Request:
Every line of the material is to be quoted verbatim, minus the pictures.
--
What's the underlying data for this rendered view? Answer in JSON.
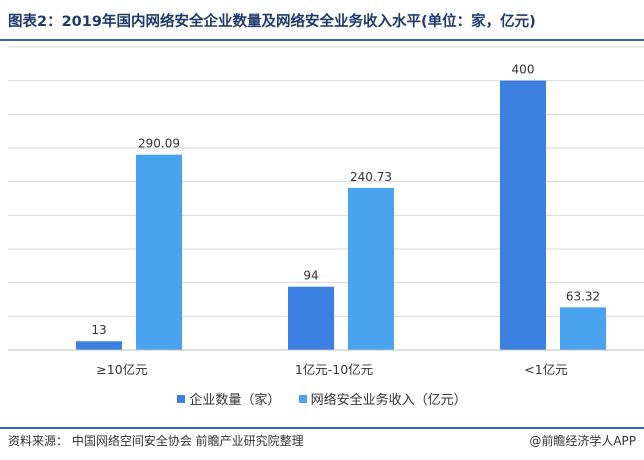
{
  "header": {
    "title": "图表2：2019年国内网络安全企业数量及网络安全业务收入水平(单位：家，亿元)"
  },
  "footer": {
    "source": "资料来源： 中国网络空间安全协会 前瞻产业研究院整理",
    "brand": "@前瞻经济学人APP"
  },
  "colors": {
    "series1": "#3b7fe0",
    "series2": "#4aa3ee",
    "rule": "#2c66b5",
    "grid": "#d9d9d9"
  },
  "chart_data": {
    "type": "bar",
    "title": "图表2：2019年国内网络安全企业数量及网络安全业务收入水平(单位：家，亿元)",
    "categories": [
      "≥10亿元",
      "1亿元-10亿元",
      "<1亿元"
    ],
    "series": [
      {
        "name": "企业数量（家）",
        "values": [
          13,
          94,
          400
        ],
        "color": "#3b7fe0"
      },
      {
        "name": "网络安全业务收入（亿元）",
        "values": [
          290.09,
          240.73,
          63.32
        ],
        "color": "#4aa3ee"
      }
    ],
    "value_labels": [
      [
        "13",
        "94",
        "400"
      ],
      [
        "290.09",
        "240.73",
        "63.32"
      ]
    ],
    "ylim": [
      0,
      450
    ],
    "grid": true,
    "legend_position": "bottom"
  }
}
--
Problem solution:
What's the underlying data for this rendered view? Answer in JSON.
{
  "header": {
    "title": "图表2：2019年国内网络安全企业数量及网络安全业务收入水平(单位：家，亿元)"
  },
  "footer": {
    "source": "资料来源： 中国网络空间安全协会 前瞻产业研究院整理",
    "brand": "@前瞻经济学人APP"
  },
  "colors": {
    "series1": "#3b7fe0",
    "series2": "#4aa3ee",
    "rule": "#2c66b5",
    "grid": "#d9d9d9"
  },
  "chart_data": {
    "type": "bar",
    "title": "图表2：2019年国内网络安全企业数量及网络安全业务收入水平(单位：家，亿元)",
    "categories": [
      "≥10亿元",
      "1亿元-10亿元",
      "<1亿元"
    ],
    "series": [
      {
        "name": "企业数量（家）",
        "values": [
          13,
          94,
          400
        ],
        "color": "#3b7fe0"
      },
      {
        "name": "网络安全业务收入（亿元）",
        "values": [
          290.09,
          240.73,
          63.32
        ],
        "color": "#4aa3ee"
      }
    ],
    "value_labels": [
      [
        "13",
        "94",
        "400"
      ],
      [
        "290.09",
        "240.73",
        "63.32"
      ]
    ],
    "ylim": [
      0,
      450
    ],
    "grid": true,
    "legend_position": "bottom"
  }
}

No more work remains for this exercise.